DIRECTIONS: Write every line of the material out exactly as shown.

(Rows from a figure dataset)
________________

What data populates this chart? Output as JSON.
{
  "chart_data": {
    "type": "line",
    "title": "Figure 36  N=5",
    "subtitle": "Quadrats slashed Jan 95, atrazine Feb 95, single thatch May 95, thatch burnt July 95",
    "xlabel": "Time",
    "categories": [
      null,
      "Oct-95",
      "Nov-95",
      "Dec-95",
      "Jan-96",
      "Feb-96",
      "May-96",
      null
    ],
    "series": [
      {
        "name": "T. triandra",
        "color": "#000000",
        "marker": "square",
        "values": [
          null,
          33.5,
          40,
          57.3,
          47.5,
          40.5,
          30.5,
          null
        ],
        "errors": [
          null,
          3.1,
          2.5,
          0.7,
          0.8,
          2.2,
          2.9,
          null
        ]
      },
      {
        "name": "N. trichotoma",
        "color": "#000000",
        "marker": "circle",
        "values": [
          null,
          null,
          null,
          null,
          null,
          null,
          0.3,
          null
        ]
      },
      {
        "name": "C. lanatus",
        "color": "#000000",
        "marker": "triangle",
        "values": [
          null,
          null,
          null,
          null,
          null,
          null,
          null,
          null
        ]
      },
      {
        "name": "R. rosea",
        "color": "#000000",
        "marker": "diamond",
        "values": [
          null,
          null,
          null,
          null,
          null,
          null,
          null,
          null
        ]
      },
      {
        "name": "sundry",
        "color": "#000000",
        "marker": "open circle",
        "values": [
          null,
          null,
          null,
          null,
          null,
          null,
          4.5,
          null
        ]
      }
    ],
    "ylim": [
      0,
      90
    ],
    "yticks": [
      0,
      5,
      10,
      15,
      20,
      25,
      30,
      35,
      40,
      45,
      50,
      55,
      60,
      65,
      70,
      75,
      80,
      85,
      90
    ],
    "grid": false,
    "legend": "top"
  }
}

________________

THE RESPONSE:
What data populates this chart? Output as JSON.
{
  "chart_data": {
    "type": "line",
    "title": "Figure 36  N=5",
    "subtitle": "Quadrats slashed Jan 95, atrazine Feb 95, single thatch May 95, thatch burnt July 95",
    "xlabel": "Time",
    "categories": [
      null,
      "Oct-95",
      "Nov-95",
      "Dec-95",
      "Jan-96",
      "Feb-96",
      "May-96",
      null
    ],
    "series": [
      {
        "name": "T. triandra",
        "color": "#000000",
        "marker": "square",
        "values": [
          null,
          33.5,
          40,
          57.3,
          47.5,
          40.5,
          30.5,
          null
        ],
        "errors": [
          null,
          3.1,
          2.5,
          0.7,
          0.8,
          2.2,
          2.9,
          null
        ]
      },
      {
        "name": "N. trichotoma",
        "color": "#000000",
        "marker": "circle",
        "values": [
          null,
          null,
          null,
          null,
          null,
          null,
          0.3,
          null
        ]
      },
      {
        "name": "C. lanatus",
        "color": "#000000",
        "marker": "triangle",
        "values": [
          null,
          null,
          null,
          null,
          null,
          null,
          null,
          null
        ]
      },
      {
        "name": "R. rosea",
        "color": "#000000",
        "marker": "diamond",
        "values": [
          null,
          null,
          null,
          null,
          null,
          null,
          null,
          null
        ]
      },
      {
        "name": "sundry",
        "color": "#000000",
        "marker": "open circle",
        "values": [
          null,
          null,
          null,
          null,
          null,
          null,
          4.5,
          null
        ]
      }
    ],
    "ylim": [
      0,
      90
    ],
    "yticks": [
      0,
      5,
      10,
      15,
      20,
      25,
      30,
      35,
      40,
      45,
      50,
      55,
      60,
      65,
      70,
      75,
      80,
      85,
      90
    ],
    "grid": false,
    "legend": "top"
  }
}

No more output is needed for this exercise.